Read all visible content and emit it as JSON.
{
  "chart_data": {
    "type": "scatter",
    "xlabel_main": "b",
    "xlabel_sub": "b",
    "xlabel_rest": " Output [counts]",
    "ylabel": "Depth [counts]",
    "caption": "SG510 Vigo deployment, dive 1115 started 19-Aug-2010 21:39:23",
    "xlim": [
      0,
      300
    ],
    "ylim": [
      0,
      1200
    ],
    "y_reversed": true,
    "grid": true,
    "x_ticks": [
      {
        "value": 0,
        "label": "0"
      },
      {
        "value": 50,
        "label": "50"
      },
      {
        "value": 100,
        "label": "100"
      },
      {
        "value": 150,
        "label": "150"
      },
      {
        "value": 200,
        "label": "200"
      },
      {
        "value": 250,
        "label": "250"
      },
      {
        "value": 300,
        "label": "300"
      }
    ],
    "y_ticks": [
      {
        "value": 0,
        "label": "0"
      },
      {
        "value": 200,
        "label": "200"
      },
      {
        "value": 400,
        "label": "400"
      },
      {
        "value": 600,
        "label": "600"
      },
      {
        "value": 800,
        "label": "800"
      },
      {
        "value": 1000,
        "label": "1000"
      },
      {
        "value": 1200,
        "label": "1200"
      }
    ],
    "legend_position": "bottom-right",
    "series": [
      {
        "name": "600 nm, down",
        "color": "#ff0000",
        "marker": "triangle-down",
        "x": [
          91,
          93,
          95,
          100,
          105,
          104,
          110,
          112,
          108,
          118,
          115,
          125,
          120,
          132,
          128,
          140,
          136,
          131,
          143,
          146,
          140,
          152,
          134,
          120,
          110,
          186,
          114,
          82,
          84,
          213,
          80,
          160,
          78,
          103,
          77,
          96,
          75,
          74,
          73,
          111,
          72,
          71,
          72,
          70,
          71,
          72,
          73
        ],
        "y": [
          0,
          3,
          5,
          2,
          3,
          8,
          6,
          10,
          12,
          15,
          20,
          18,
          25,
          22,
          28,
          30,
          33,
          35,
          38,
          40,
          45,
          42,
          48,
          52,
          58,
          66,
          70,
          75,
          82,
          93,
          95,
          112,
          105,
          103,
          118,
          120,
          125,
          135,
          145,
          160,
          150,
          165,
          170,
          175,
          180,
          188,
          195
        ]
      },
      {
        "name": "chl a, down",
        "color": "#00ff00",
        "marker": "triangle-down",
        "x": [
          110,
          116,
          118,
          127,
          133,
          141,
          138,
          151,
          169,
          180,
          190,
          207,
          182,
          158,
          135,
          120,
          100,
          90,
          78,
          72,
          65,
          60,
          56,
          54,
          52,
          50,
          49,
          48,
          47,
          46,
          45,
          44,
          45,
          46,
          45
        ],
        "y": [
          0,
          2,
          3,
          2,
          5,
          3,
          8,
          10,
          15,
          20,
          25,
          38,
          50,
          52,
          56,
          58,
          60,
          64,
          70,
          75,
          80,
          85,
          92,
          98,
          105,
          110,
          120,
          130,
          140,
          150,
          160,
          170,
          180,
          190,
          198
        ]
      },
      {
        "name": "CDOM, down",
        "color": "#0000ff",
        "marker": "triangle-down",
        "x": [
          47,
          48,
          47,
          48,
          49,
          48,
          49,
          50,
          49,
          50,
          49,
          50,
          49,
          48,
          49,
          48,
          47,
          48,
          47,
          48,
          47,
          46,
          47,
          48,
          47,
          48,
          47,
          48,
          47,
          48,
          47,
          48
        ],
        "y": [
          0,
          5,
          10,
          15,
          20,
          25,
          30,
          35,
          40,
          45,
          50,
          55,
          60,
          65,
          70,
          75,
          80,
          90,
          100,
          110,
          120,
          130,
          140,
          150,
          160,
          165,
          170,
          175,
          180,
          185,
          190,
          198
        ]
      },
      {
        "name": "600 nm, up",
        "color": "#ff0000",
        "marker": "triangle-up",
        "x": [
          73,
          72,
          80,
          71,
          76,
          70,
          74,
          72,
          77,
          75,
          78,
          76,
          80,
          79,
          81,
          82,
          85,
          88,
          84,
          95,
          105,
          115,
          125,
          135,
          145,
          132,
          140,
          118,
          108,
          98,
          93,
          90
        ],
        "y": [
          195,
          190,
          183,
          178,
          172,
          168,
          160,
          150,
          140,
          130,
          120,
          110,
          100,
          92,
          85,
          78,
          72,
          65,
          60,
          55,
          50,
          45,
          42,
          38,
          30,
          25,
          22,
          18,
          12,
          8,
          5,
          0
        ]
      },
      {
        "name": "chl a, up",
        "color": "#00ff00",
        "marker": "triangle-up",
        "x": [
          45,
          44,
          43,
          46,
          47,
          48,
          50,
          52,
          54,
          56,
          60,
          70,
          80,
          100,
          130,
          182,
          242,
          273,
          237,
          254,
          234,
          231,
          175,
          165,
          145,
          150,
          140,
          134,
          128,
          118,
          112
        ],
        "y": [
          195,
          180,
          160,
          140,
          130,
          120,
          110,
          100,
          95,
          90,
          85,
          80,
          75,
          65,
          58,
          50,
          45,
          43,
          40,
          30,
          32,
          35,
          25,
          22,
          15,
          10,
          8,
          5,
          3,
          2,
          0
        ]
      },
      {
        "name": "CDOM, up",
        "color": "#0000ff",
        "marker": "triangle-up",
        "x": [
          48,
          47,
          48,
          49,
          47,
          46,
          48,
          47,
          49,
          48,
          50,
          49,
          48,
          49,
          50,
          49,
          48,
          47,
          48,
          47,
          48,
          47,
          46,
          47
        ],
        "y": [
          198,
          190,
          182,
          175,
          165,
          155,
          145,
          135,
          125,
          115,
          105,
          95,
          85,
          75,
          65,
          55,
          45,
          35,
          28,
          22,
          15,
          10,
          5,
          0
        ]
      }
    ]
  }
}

REQUIRED TASK:
Send back each record exactly as it stands.

REPLY:
Read all visible content and emit it as JSON.
{
  "chart_data": {
    "type": "scatter",
    "xlabel_main": "b",
    "xlabel_sub": "b",
    "xlabel_rest": " Output [counts]",
    "ylabel": "Depth [counts]",
    "caption": "SG510 Vigo deployment, dive 1115 started 19-Aug-2010 21:39:23",
    "xlim": [
      0,
      300
    ],
    "ylim": [
      0,
      1200
    ],
    "y_reversed": true,
    "grid": true,
    "x_ticks": [
      {
        "value": 0,
        "label": "0"
      },
      {
        "value": 50,
        "label": "50"
      },
      {
        "value": 100,
        "label": "100"
      },
      {
        "value": 150,
        "label": "150"
      },
      {
        "value": 200,
        "label": "200"
      },
      {
        "value": 250,
        "label": "250"
      },
      {
        "value": 300,
        "label": "300"
      }
    ],
    "y_ticks": [
      {
        "value": 0,
        "label": "0"
      },
      {
        "value": 200,
        "label": "200"
      },
      {
        "value": 400,
        "label": "400"
      },
      {
        "value": 600,
        "label": "600"
      },
      {
        "value": 800,
        "label": "800"
      },
      {
        "value": 1000,
        "label": "1000"
      },
      {
        "value": 1200,
        "label": "1200"
      }
    ],
    "legend_position": "bottom-right",
    "series": [
      {
        "name": "600 nm, down",
        "color": "#ff0000",
        "marker": "triangle-down",
        "x": [
          91,
          93,
          95,
          100,
          105,
          104,
          110,
          112,
          108,
          118,
          115,
          125,
          120,
          132,
          128,
          140,
          136,
          131,
          143,
          146,
          140,
          152,
          134,
          120,
          110,
          186,
          114,
          82,
          84,
          213,
          80,
          160,
          78,
          103,
          77,
          96,
          75,
          74,
          73,
          111,
          72,
          71,
          72,
          70,
          71,
          72,
          73
        ],
        "y": [
          0,
          3,
          5,
          2,
          3,
          8,
          6,
          10,
          12,
          15,
          20,
          18,
          25,
          22,
          28,
          30,
          33,
          35,
          38,
          40,
          45,
          42,
          48,
          52,
          58,
          66,
          70,
          75,
          82,
          93,
          95,
          112,
          105,
          103,
          118,
          120,
          125,
          135,
          145,
          160,
          150,
          165,
          170,
          175,
          180,
          188,
          195
        ]
      },
      {
        "name": "chl a, down",
        "color": "#00ff00",
        "marker": "triangle-down",
        "x": [
          110,
          116,
          118,
          127,
          133,
          141,
          138,
          151,
          169,
          180,
          190,
          207,
          182,
          158,
          135,
          120,
          100,
          90,
          78,
          72,
          65,
          60,
          56,
          54,
          52,
          50,
          49,
          48,
          47,
          46,
          45,
          44,
          45,
          46,
          45
        ],
        "y": [
          0,
          2,
          3,
          2,
          5,
          3,
          8,
          10,
          15,
          20,
          25,
          38,
          50,
          52,
          56,
          58,
          60,
          64,
          70,
          75,
          80,
          85,
          92,
          98,
          105,
          110,
          120,
          130,
          140,
          150,
          160,
          170,
          180,
          190,
          198
        ]
      },
      {
        "name": "CDOM, down",
        "color": "#0000ff",
        "marker": "triangle-down",
        "x": [
          47,
          48,
          47,
          48,
          49,
          48,
          49,
          50,
          49,
          50,
          49,
          50,
          49,
          48,
          49,
          48,
          47,
          48,
          47,
          48,
          47,
          46,
          47,
          48,
          47,
          48,
          47,
          48,
          47,
          48,
          47,
          48
        ],
        "y": [
          0,
          5,
          10,
          15,
          20,
          25,
          30,
          35,
          40,
          45,
          50,
          55,
          60,
          65,
          70,
          75,
          80,
          90,
          100,
          110,
          120,
          130,
          140,
          150,
          160,
          165,
          170,
          175,
          180,
          185,
          190,
          198
        ]
      },
      {
        "name": "600 nm, up",
        "color": "#ff0000",
        "marker": "triangle-up",
        "x": [
          73,
          72,
          80,
          71,
          76,
          70,
          74,
          72,
          77,
          75,
          78,
          76,
          80,
          79,
          81,
          82,
          85,
          88,
          84,
          95,
          105,
          115,
          125,
          135,
          145,
          132,
          140,
          118,
          108,
          98,
          93,
          90
        ],
        "y": [
          195,
          190,
          183,
          178,
          172,
          168,
          160,
          150,
          140,
          130,
          120,
          110,
          100,
          92,
          85,
          78,
          72,
          65,
          60,
          55,
          50,
          45,
          42,
          38,
          30,
          25,
          22,
          18,
          12,
          8,
          5,
          0
        ]
      },
      {
        "name": "chl a, up",
        "color": "#00ff00",
        "marker": "triangle-up",
        "x": [
          45,
          44,
          43,
          46,
          47,
          48,
          50,
          52,
          54,
          56,
          60,
          70,
          80,
          100,
          130,
          182,
          242,
          273,
          237,
          254,
          234,
          231,
          175,
          165,
          145,
          150,
          140,
          134,
          128,
          118,
          112
        ],
        "y": [
          195,
          180,
          160,
          140,
          130,
          120,
          110,
          100,
          95,
          90,
          85,
          80,
          75,
          65,
          58,
          50,
          45,
          43,
          40,
          30,
          32,
          35,
          25,
          22,
          15,
          10,
          8,
          5,
          3,
          2,
          0
        ]
      },
      {
        "name": "CDOM, up",
        "color": "#0000ff",
        "marker": "triangle-up",
        "x": [
          48,
          47,
          48,
          49,
          47,
          46,
          48,
          47,
          49,
          48,
          50,
          49,
          48,
          49,
          50,
          49,
          48,
          47,
          48,
          47,
          48,
          47,
          46,
          47
        ],
        "y": [
          198,
          190,
          182,
          175,
          165,
          155,
          145,
          135,
          125,
          115,
          105,
          95,
          85,
          75,
          65,
          55,
          45,
          35,
          28,
          22,
          15,
          10,
          5,
          0
        ]
      }
    ]
  }
}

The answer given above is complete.